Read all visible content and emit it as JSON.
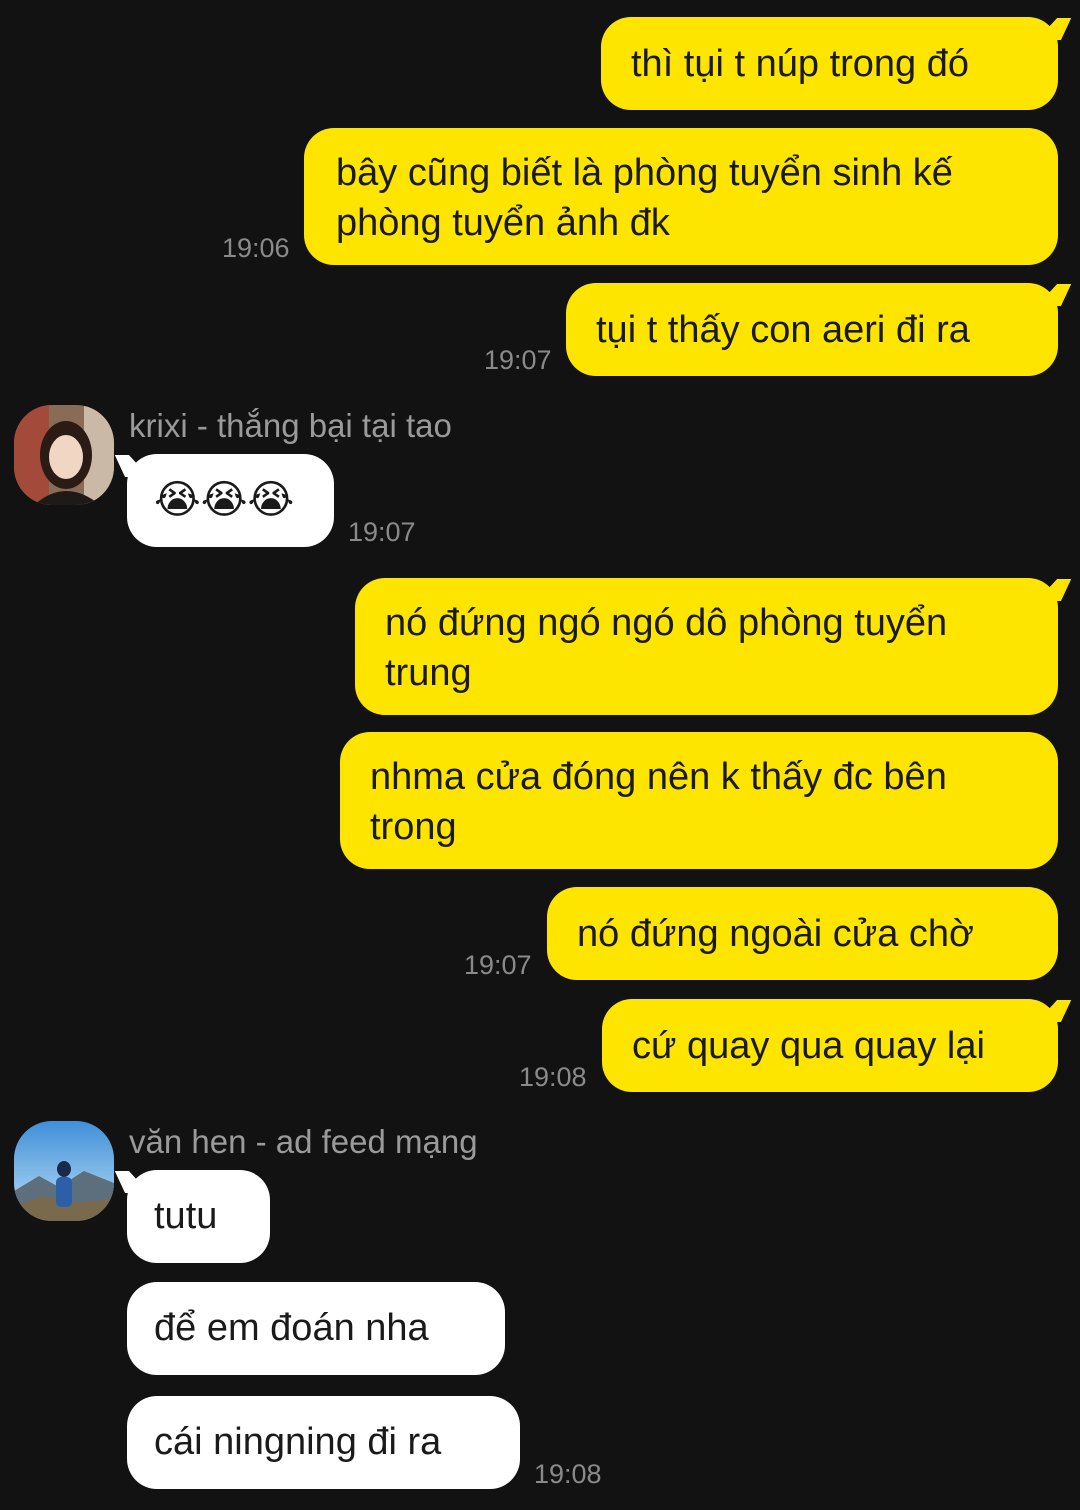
{
  "messages": {
    "m1": "thì tụi t núp trong đó",
    "m2": "bây cũng biết là phòng tuyển sinh kế\nphòng tuyển ảnh đk",
    "m2_time": "19:06",
    "m3": "tụi t thấy con aeri đi ra",
    "m3_time": "19:07",
    "krixi_name": "krixi - thắng bại tại tao",
    "m4": "😭😭😭",
    "m4_time": "19:07",
    "m5": "nó đứng ngó ngó dô phòng tuyển\ntrung",
    "m6": "nhma cửa đóng nên k thấy đc bên\ntrong",
    "m7": "nó đứng ngoài cửa chờ",
    "m7_time": "19:07",
    "m8": "cứ quay qua quay lại",
    "m8_time": "19:08",
    "vanhen_name": "văn hen - ad feed mạng",
    "m9": "tutu",
    "m10": "để em đoán nha",
    "m11": "cái ningning đi ra",
    "m11_time": "19:08"
  },
  "colors": {
    "background": "#121212",
    "my_bubble": "#fee500",
    "their_bubble": "#ffffff",
    "timestamp": "#8a8a8a"
  },
  "icons": {
    "krixi_avatar": "avatar-photo-girl",
    "vanhen_avatar": "avatar-photo-mountain"
  }
}
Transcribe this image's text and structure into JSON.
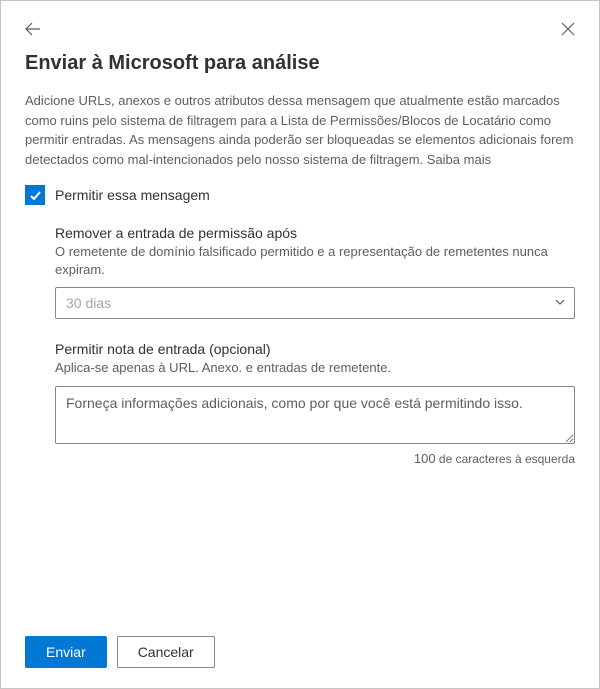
{
  "title": "Enviar à Microsoft para análise",
  "description": "Adicione URLs, anexos e outros atributos dessa mensagem que atualmente estão marcados como ruins pelo sistema de filtragem para a Lista de Permissões/Blocos de Locatário como permitir entradas. As mensagens ainda poderão ser bloqueadas se elementos adicionais forem detectados como mal-intencionados pelo nosso sistema de filtragem. Saiba mais",
  "checkbox": {
    "label": "Permitir essa mensagem",
    "checked": true
  },
  "remove_after": {
    "label": "Remover a entrada de permissão após",
    "sublabel": "O remetente de domínio falsificado permitido e a representação de remetentes nunca expiram.",
    "value": "30 dias"
  },
  "note": {
    "label": "Permitir nota de entrada (opcional)",
    "sublabel": "Aplica-se apenas à URL. Anexo. e entradas de remetente.",
    "placeholder": "Forneça informações adicionais, como por que você está permitindo isso.",
    "char_count": "100",
    "char_count_suffix": "de caracteres à esquerda"
  },
  "footer": {
    "submit": "Enviar",
    "cancel": "Cancelar"
  }
}
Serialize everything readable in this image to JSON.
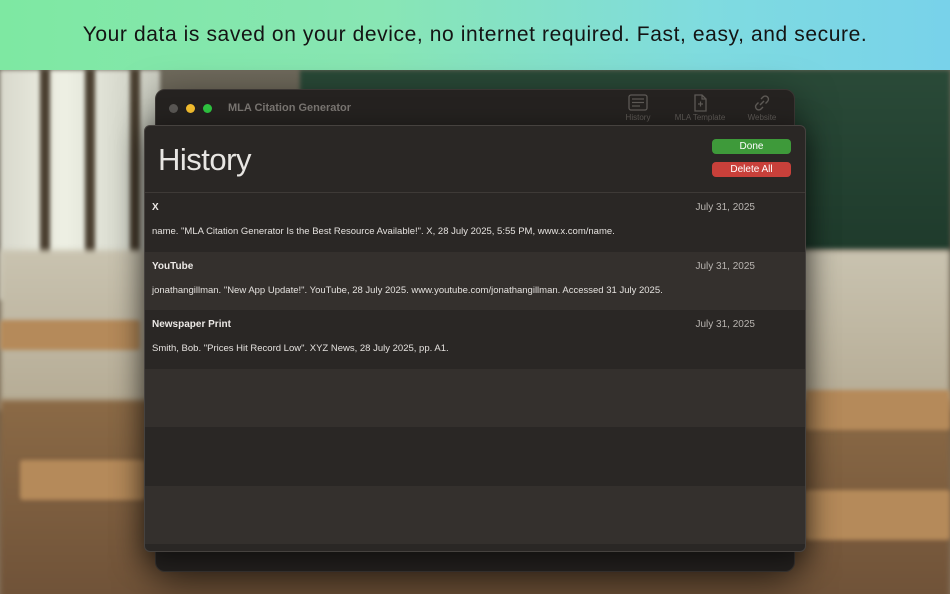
{
  "banner": {
    "text": "Your data is saved on your device, no internet required. Fast, easy, and secure."
  },
  "window": {
    "title": "MLA Citation Generator",
    "toolbar": [
      {
        "label": "History",
        "icon": "history-icon"
      },
      {
        "label": "MLA Template",
        "icon": "document-icon"
      },
      {
        "label": "Website",
        "icon": "link-icon"
      }
    ]
  },
  "sheet": {
    "title": "History",
    "done_label": "Done",
    "delete_all_label": "Delete All",
    "entries": [
      {
        "source": "X",
        "date": "July 31, 2025",
        "citation": "name. \"MLA Citation Generator Is the Best Resource Available!\". X, 28 July 2025, 5:55 PM, www.x.com/name."
      },
      {
        "source": "YouTube",
        "date": "July 31, 2025",
        "citation": "jonathangillman. \"New App Update!\". YouTube, 28 July 2025. www.youtube.com/jonathangillman. Accessed 31 July 2025."
      },
      {
        "source": "Newspaper Print",
        "date": "July 31, 2025",
        "citation": "Smith, Bob. \"Prices Hit Record Low\". XYZ News, 28 July 2025, pp. A1."
      }
    ]
  },
  "colors": {
    "done": "#3e9a3a",
    "delete": "#c8403a",
    "banner_start": "#7ee8a2",
    "banner_end": "#78d2ea"
  }
}
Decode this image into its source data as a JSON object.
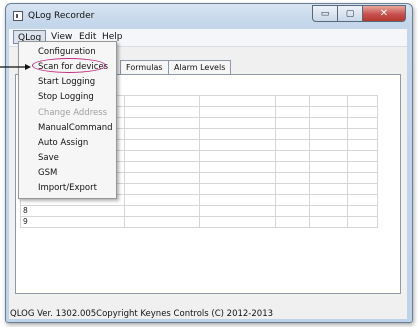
{
  "window": {
    "title": "QLog Recorder",
    "controls": {
      "minimize": "▭",
      "maximize": "▢",
      "close": "✕"
    }
  },
  "menubar": [
    "QLog",
    "View",
    "Edit",
    "Help"
  ],
  "qlog_menu": {
    "items": [
      {
        "label": "Configuration",
        "enabled": true
      },
      {
        "label": "Scan for devices",
        "enabled": true,
        "highlighted": true
      },
      {
        "label": "Start Logging",
        "enabled": true
      },
      {
        "label": "Stop Logging",
        "enabled": true
      },
      {
        "label": "Change Address",
        "enabled": false
      },
      {
        "label": "ManualCommand",
        "enabled": true
      },
      {
        "label": "Auto Assign",
        "enabled": true
      },
      {
        "label": "Save",
        "enabled": true
      },
      {
        "label": "GSM",
        "enabled": true
      },
      {
        "label": "Import/Export",
        "enabled": true
      }
    ]
  },
  "tabs": [
    "Formulas",
    "Alarm Levels"
  ],
  "grid": {
    "row_numbers": [
      "8",
      "9"
    ]
  },
  "status": {
    "text": "QLOG Ver. 1302.005Copyright Keynes Controls (C) 2012-2013"
  },
  "annotation_color": "#c22b82"
}
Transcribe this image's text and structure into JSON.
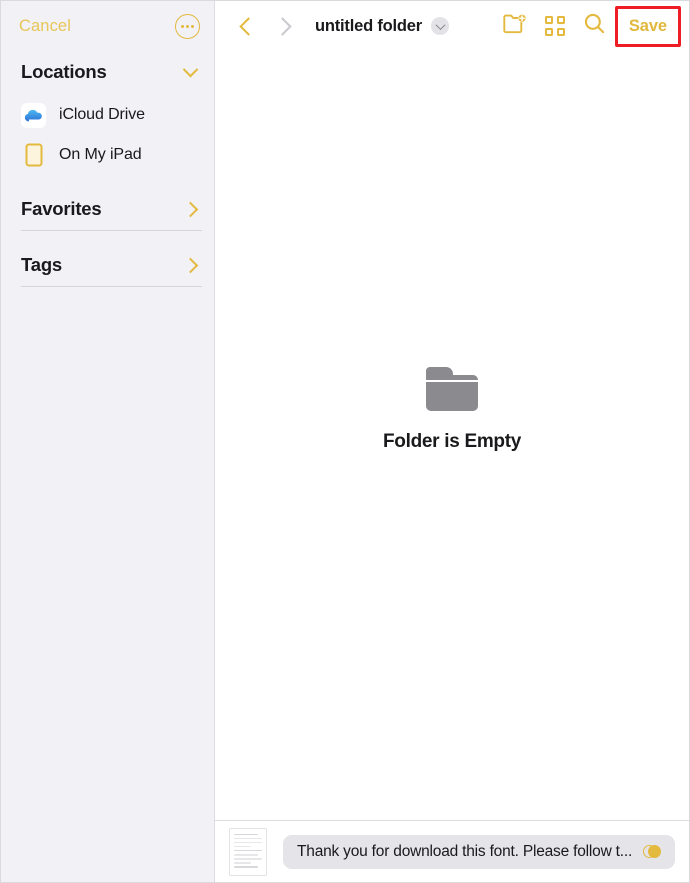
{
  "colors": {
    "accent": "#e3b93e",
    "accent_text": "#e0b83c",
    "highlight_red": "#ee1c24",
    "sidebar_bg": "#f1f1f6",
    "content_bg": "#ffffff",
    "empty_icon": "#8a8a8f",
    "field_bg": "#e4e4e9"
  },
  "sidebar": {
    "cancel_label": "Cancel",
    "more_icon": "ellipsis-circle-icon",
    "sections": [
      {
        "title": "Locations",
        "disclosure_icon": "chevron-down-icon",
        "expanded": true,
        "items": [
          {
            "label": "iCloud Drive",
            "icon": "icloud-icon"
          },
          {
            "label": "On My iPad",
            "icon": "ipad-icon"
          }
        ]
      },
      {
        "title": "Favorites",
        "disclosure_icon": "chevron-right-icon",
        "expanded": false,
        "items": []
      },
      {
        "title": "Tags",
        "disclosure_icon": "chevron-right-icon",
        "expanded": false,
        "items": []
      }
    ]
  },
  "toolbar": {
    "back_icon": "chevron-left-icon",
    "back_enabled": true,
    "forward_icon": "chevron-right-icon",
    "forward_enabled": false,
    "folder_title": "untitled folder",
    "title_menu_icon": "chevron-down-circle-icon",
    "new_folder_icon": "new-folder-icon",
    "view_grid_icon": "grid-view-icon",
    "search_icon": "search-icon",
    "save_label": "Save",
    "save_highlighted": true
  },
  "main": {
    "empty_icon": "folder-icon",
    "empty_text": "Folder is Empty"
  },
  "bottom": {
    "thumbnail_icon": "document-thumbnail-icon",
    "filename_value": "Thank you for download this font. Please follow t...",
    "filename_placeholder": "Name",
    "tags_icon": "tags-icon"
  }
}
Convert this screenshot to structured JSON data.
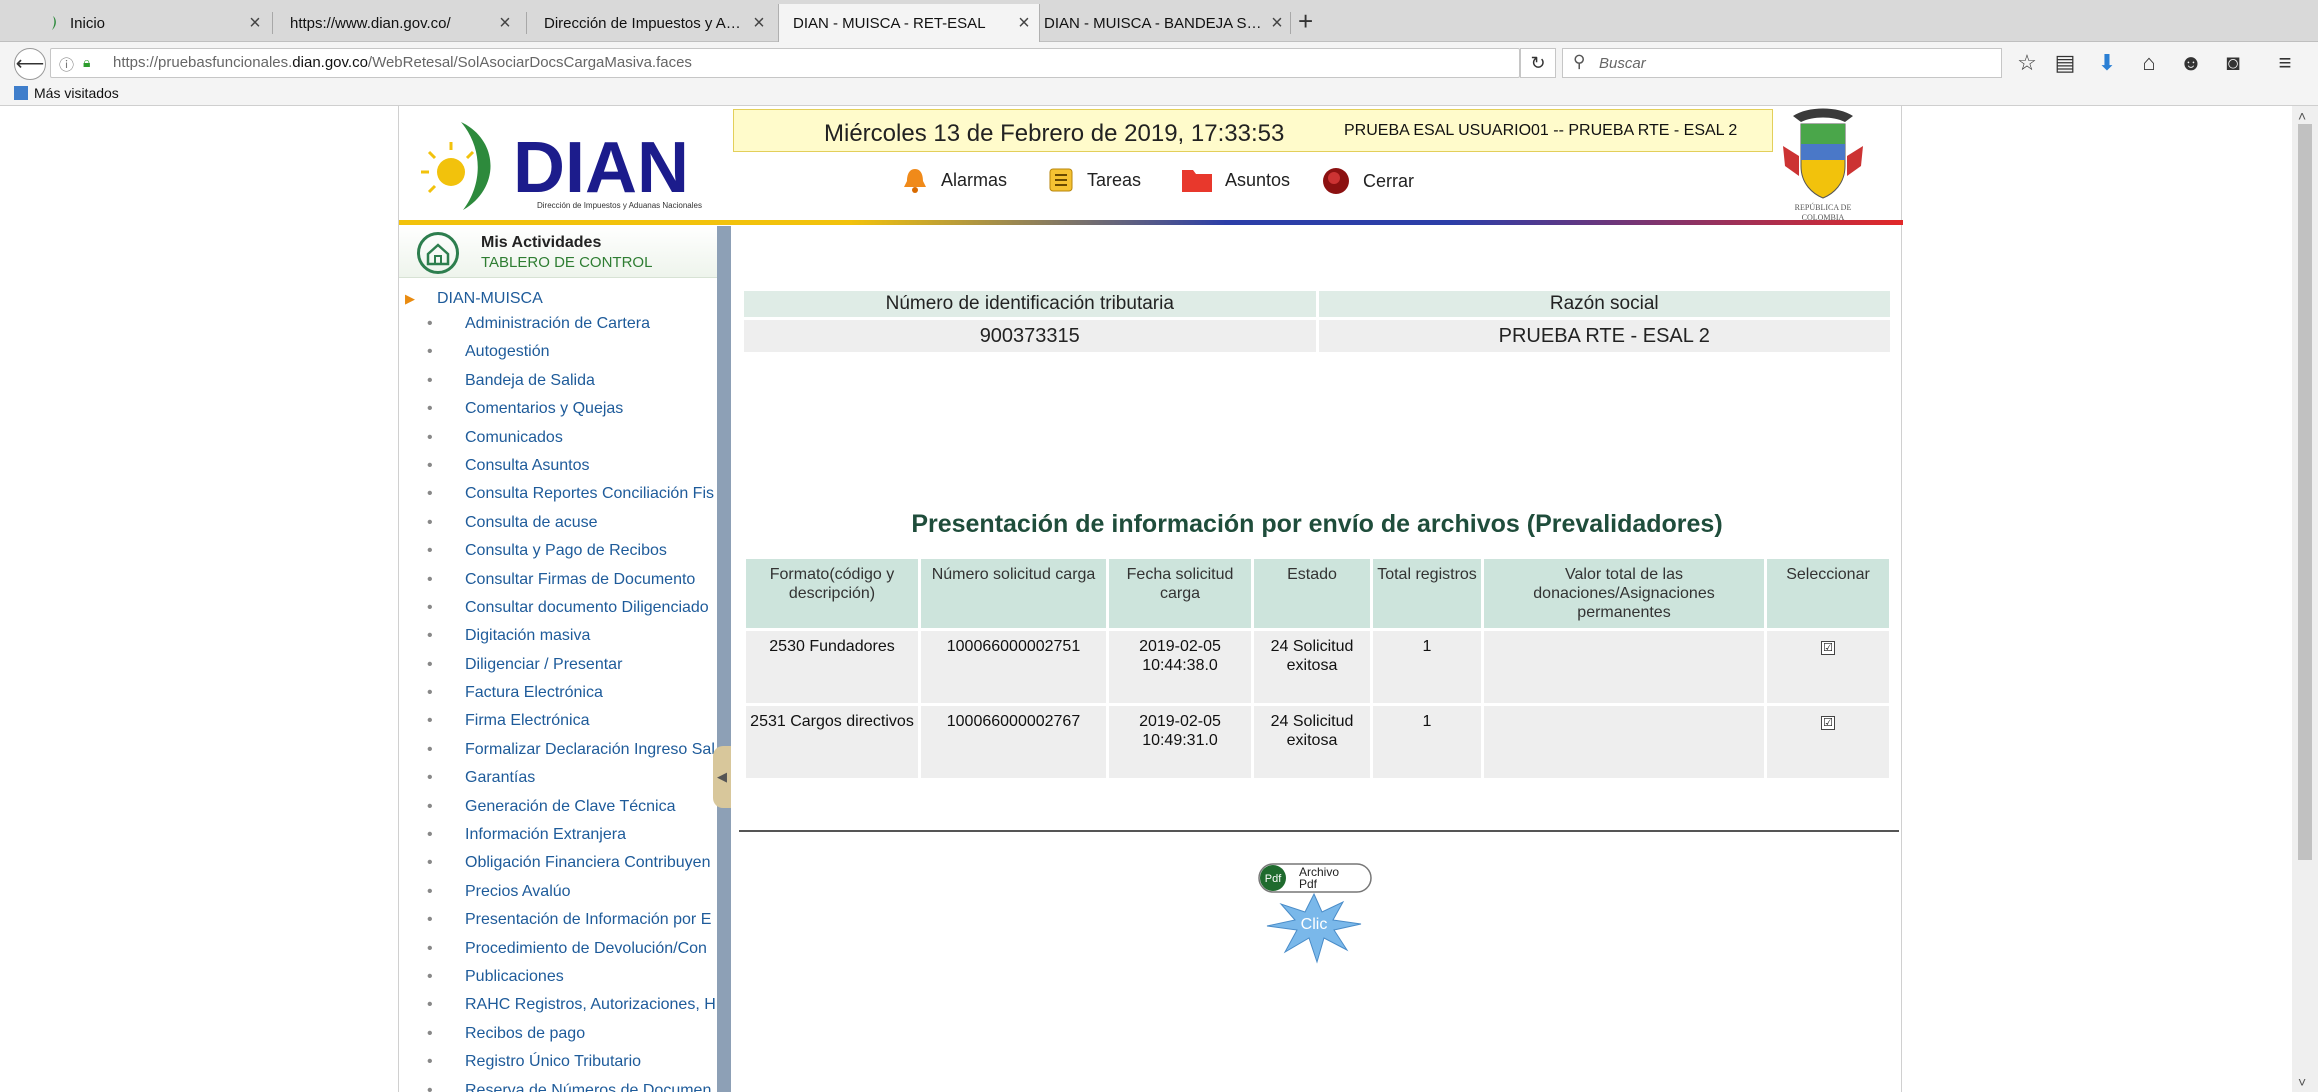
{
  "browser": {
    "tabs": [
      {
        "title": "Inicio",
        "active": false
      },
      {
        "title": "https://www.dian.gov.co/",
        "active": false
      },
      {
        "title": "Dirección de Impuestos y Adu...",
        "active": false
      },
      {
        "title": "DIAN - MUISCA - RET-ESAL",
        "active": true
      },
      {
        "title": "DIAN - MUISCA - BANDEJA SA...",
        "active": false
      }
    ],
    "new_tab": "+",
    "url_prefix": "https://pruebasfuncionales.",
    "url_domain": "dian.gov.co",
    "url_path": "/WebRetesal/SolAsociarDocsCargaMasiva.faces",
    "search_placeholder": "Buscar",
    "bookmark": "Más visitados"
  },
  "header": {
    "logo_text": "DIAN",
    "logo_subtitle": "Dirección de Impuestos y Aduanas Nacionales",
    "datetime": "Miércoles 13 de Febrero de 2019, 17:33:53",
    "user": "PRUEBA ESAL USUARIO01 -- PRUEBA RTE - ESAL 2",
    "links": {
      "alarmas": "Alarmas",
      "tareas": "Tareas",
      "asuntos": "Asuntos",
      "cerrar": "Cerrar"
    },
    "shield_caption_1": "REPÚBLICA DE",
    "shield_caption_2": "COLOMBIA"
  },
  "sidebar": {
    "title": "Mis Actividades",
    "subtitle": "TABLERO DE CONTROL",
    "root": "DIAN-MUISCA",
    "items": [
      "Administración de Cartera",
      "Autogestión",
      "Bandeja de Salida",
      "Comentarios y Quejas",
      "Comunicados",
      "Consulta Asuntos",
      "Consulta Reportes Conciliación Fis",
      "Consulta de acuse",
      "Consulta y Pago de Recibos",
      "Consultar Firmas de Documento",
      "Consultar documento Diligenciado",
      "Digitación masiva",
      "Diligenciar / Presentar",
      "Factura Electrónica",
      "Firma Electrónica",
      "Formalizar Declaración Ingreso Sal",
      "Garantías",
      "Generación de Clave Técnica",
      "Información Extranjera",
      "Obligación Financiera Contribuyen",
      "Precios Avalúo",
      "Presentación de Información por E",
      "Procedimiento de Devolución/Con",
      "Publicaciones",
      "RAHC Registros, Autorizaciones, H",
      "Recibos de pago",
      "Registro Único Tributario",
      "Reserva de Números de Documen"
    ]
  },
  "identification": {
    "nit_label": "Número de identificación tributaria",
    "razon_label": "Razón social",
    "nit": "900373315",
    "razon": "PRUEBA RTE - ESAL 2"
  },
  "section_title": "Presentación de información por envío de archivos (Prevalidadores)",
  "table": {
    "headers": {
      "formato": "Formato(código y descripción)",
      "numero": "Número solicitud carga",
      "fecha": "Fecha solicitud carga",
      "estado": "Estado",
      "total": "Total registros",
      "valor": "Valor total de las donaciones/Asignaciones permanentes",
      "seleccionar": "Seleccionar"
    },
    "rows": [
      {
        "formato": "2530 Fundadores",
        "numero": "100066000002751",
        "fecha": "2019-02-05 10:44:38.0",
        "estado": "24 Solicitud exitosa",
        "total": "1",
        "valor": "",
        "checked": "☑"
      },
      {
        "formato": "2531 Cargos directivos",
        "numero": "100066000002767",
        "fecha": "2019-02-05 10:49:31.0",
        "estado": "24 Solicitud exitosa",
        "total": "1",
        "valor": "",
        "checked": "☑"
      }
    ]
  },
  "pdf_button": {
    "line1": "Archivo",
    "line2": "Pdf",
    "click": "Clic"
  }
}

(Directions) Pull out each line of the entries that contains "image".

(Task result)
Transcribe this image's text and structure into JSON.
Serialize everything readable in this image to JSON.
Decode this image into its source data as a JSON object.
Transcribe this image's text and structure into JSON.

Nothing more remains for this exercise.